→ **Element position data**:
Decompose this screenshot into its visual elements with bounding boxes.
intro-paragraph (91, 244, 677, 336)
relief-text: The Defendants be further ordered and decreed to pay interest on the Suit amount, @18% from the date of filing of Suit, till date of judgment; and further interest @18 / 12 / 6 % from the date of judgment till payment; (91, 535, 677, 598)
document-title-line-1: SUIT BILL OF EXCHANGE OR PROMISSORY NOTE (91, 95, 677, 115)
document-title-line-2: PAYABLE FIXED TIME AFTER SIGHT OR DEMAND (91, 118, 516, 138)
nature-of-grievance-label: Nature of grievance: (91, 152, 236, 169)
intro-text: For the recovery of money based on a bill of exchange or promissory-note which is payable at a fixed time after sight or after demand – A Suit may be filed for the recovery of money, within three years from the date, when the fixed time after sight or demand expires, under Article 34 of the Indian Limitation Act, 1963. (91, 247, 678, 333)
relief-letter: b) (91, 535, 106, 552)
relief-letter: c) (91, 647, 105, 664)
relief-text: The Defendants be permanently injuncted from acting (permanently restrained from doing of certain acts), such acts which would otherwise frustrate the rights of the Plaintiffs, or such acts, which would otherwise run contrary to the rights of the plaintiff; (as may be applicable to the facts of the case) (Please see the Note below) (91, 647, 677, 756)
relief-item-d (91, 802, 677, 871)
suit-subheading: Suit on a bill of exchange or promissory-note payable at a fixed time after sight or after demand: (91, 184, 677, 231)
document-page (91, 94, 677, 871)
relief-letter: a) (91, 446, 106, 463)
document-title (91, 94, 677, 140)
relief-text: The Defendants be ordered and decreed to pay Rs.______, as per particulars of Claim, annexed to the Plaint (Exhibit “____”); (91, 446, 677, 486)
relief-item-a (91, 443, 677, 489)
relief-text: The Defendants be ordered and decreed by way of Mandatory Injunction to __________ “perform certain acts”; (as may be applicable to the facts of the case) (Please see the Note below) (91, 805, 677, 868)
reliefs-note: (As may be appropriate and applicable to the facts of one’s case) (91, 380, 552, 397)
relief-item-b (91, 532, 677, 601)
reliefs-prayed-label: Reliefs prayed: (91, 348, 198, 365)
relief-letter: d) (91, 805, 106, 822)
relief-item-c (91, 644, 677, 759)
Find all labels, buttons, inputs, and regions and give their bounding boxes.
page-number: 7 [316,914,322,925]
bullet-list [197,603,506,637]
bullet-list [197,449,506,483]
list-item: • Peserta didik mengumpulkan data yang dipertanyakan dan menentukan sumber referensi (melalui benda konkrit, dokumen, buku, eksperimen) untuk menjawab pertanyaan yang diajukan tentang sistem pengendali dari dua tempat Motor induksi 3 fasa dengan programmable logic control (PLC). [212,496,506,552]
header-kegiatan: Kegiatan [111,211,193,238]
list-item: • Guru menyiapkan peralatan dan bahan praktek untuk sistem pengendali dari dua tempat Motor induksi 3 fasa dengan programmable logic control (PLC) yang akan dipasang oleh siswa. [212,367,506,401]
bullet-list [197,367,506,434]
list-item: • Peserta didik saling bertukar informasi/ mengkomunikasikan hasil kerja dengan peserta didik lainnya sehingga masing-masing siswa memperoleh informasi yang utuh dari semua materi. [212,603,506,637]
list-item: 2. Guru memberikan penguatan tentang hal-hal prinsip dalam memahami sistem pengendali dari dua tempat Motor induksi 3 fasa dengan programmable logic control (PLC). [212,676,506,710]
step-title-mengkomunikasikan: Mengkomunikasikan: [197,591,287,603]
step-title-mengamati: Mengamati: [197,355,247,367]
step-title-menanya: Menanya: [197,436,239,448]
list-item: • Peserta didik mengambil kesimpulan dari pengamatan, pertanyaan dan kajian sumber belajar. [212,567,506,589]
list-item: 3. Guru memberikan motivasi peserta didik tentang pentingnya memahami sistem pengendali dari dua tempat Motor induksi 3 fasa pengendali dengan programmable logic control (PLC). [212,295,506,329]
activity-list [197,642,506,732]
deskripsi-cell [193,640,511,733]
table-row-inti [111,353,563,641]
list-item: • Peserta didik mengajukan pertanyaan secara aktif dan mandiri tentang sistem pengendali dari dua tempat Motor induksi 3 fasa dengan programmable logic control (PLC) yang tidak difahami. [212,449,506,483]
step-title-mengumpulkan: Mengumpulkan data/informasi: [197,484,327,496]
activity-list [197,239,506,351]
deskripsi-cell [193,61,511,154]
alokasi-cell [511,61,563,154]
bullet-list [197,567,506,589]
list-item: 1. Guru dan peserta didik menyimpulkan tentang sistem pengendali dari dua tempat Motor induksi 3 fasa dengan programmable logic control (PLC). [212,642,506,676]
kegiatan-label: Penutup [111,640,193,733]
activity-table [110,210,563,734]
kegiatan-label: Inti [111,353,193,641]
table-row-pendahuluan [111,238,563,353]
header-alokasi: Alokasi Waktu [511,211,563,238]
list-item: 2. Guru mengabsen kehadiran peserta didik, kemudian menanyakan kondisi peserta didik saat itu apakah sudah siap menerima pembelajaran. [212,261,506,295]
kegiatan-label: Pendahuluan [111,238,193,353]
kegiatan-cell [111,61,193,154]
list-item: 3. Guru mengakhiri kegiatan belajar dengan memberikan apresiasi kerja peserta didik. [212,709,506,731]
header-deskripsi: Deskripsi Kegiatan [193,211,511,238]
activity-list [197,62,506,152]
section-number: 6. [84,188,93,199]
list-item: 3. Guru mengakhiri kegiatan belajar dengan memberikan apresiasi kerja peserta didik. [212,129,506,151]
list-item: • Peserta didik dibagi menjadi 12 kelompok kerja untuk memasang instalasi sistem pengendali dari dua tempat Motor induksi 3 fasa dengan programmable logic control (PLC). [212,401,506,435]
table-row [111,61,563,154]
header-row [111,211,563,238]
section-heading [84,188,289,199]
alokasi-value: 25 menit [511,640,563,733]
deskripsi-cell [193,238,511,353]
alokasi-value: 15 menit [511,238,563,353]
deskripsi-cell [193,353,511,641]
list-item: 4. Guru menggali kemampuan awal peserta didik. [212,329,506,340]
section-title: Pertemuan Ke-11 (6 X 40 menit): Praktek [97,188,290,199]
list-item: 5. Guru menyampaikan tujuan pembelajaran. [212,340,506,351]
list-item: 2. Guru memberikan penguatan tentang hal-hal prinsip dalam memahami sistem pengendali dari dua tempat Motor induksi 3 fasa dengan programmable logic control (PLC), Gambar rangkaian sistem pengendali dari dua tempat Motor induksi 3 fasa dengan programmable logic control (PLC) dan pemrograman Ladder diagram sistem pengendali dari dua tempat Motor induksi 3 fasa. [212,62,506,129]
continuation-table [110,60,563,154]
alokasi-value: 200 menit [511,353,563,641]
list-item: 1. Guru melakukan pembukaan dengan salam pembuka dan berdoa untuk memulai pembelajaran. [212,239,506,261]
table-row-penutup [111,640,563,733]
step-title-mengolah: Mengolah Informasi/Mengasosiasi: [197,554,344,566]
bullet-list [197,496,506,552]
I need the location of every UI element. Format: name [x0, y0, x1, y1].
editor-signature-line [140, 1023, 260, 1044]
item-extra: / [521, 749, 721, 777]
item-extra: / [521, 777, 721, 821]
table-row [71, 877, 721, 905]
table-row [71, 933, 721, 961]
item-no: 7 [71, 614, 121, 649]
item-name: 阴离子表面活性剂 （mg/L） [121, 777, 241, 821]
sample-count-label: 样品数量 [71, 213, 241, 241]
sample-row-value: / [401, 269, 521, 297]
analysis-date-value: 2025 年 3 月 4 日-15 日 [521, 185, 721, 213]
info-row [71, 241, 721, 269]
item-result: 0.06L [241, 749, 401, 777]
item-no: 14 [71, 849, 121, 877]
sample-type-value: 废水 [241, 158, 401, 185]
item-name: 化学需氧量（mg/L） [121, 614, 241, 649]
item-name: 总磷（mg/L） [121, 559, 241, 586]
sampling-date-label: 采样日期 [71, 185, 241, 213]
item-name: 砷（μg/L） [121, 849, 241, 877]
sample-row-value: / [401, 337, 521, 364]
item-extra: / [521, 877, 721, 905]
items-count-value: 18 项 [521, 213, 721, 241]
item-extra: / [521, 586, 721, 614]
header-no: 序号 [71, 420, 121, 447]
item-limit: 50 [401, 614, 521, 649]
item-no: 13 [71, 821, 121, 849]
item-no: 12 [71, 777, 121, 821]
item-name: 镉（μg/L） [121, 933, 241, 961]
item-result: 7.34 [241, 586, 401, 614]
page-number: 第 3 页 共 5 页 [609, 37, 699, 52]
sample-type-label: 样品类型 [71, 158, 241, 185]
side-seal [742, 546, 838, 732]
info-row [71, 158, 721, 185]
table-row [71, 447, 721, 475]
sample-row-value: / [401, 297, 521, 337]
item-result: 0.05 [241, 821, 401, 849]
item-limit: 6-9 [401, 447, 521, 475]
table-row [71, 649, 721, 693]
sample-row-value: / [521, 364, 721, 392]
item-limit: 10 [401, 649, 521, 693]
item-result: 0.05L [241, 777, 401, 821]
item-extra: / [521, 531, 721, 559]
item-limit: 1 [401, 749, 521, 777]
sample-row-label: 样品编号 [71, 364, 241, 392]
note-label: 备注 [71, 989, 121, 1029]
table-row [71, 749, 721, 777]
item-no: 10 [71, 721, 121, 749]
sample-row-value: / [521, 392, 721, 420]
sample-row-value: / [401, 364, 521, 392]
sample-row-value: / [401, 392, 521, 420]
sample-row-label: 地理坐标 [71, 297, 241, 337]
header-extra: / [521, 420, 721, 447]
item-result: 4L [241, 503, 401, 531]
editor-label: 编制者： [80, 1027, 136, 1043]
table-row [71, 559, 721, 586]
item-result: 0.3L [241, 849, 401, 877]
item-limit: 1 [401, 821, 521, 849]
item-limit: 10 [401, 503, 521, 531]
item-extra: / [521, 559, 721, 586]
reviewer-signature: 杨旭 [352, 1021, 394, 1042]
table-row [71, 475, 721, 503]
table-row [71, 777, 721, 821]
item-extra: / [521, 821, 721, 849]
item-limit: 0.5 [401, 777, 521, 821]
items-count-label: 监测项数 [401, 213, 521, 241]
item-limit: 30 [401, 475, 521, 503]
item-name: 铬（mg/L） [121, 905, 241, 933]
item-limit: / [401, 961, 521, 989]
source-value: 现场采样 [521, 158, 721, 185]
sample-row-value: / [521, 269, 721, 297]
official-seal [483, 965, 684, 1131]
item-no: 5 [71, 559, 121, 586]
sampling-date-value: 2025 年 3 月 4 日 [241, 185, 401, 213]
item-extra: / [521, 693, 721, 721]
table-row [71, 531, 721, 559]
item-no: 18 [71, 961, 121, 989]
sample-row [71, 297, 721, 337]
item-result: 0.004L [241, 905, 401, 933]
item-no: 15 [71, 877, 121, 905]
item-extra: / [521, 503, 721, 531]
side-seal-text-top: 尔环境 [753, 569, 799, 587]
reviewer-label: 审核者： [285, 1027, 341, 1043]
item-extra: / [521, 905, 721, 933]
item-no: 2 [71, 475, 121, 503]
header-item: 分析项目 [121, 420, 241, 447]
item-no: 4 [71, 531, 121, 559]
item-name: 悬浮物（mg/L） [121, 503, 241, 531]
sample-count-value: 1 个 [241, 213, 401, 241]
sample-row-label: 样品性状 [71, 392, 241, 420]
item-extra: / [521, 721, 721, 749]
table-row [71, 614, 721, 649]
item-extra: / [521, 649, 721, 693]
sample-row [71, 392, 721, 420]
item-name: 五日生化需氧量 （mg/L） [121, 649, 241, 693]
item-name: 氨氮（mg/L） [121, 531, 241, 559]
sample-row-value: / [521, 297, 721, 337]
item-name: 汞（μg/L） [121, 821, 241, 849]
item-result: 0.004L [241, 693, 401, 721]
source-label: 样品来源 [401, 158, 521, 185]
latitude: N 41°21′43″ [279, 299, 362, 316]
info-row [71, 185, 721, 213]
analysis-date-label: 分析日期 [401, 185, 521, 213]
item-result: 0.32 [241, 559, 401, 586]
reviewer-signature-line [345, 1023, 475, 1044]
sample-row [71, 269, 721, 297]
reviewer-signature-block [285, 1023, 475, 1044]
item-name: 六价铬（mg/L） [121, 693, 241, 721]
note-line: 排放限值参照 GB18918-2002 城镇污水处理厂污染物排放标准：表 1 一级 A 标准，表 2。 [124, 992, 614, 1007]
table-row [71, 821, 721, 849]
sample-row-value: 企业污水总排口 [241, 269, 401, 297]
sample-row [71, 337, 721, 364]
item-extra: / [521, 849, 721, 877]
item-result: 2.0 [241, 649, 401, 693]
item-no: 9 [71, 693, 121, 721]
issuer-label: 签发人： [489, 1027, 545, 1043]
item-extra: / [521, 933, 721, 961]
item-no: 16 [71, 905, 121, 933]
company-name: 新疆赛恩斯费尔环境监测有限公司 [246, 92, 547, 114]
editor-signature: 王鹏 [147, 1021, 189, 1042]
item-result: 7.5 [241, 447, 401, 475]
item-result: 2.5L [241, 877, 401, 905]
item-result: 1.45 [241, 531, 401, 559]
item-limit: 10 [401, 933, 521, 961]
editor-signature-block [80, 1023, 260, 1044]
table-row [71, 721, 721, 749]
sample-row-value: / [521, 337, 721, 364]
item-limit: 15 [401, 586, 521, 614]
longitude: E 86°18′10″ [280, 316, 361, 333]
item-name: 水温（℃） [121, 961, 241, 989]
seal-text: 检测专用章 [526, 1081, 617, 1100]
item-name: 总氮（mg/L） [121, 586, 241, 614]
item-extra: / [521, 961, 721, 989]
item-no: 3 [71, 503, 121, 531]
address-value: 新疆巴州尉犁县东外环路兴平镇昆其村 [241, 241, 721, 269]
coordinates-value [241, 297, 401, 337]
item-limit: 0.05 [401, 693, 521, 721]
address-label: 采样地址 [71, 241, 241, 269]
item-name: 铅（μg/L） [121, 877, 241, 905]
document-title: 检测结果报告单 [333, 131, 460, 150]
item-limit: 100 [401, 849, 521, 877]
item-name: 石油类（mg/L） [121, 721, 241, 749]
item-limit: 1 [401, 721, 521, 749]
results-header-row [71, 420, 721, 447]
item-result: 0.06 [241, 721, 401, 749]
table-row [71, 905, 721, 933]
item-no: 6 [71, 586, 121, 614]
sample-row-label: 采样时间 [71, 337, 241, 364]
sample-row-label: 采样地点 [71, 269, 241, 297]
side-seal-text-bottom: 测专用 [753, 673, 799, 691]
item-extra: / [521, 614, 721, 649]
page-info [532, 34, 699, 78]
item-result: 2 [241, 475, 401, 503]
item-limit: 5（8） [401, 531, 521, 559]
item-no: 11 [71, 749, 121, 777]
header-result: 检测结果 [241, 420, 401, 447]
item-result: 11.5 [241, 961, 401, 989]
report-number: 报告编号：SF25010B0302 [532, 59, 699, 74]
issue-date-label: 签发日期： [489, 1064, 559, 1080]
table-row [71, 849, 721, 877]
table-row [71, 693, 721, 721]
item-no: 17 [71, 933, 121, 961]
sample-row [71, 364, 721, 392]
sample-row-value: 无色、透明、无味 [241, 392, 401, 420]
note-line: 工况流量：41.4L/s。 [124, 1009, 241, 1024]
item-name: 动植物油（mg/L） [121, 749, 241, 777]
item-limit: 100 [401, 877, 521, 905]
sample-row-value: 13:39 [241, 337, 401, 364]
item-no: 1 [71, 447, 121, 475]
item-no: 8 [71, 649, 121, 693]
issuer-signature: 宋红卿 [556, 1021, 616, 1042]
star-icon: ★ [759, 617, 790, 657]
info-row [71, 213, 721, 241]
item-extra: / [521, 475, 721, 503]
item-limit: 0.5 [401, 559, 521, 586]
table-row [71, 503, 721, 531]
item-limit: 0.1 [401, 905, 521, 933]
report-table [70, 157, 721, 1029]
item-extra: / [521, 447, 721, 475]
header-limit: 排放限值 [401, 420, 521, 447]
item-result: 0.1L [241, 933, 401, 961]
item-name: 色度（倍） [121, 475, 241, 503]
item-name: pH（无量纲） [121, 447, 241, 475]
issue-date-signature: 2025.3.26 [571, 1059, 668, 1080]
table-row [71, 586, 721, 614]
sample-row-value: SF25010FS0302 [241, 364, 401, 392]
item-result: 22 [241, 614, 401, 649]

→ **Written task**: Starting at the first line and stopping after the line that has "document-title-line-2: PAYABLE FIXED", rewrite those lines with "Defendants" swapped for "Respondents" and everything else left as is. Output only those lines.

→ **Reply**:
Decompose this screenshot into its visual elements with bounding boxes.
intro-paragraph (91, 244, 677, 336)
relief-text: The Respondents be further ordered and decreed to pay interest on the Suit amount, @18% from the date of filing of Suit, till date of judgment; and further interest @18 / 12 / 6 % from the date of judgment till payment; (91, 535, 677, 598)
document-title-line-1: SUIT BILL OF EXCHANGE OR PROMISSORY NOTE (91, 95, 677, 115)
document-title-line-2: PAYABLE FIXED TIME AFTER SIGHT OR DEMAND (91, 118, 516, 138)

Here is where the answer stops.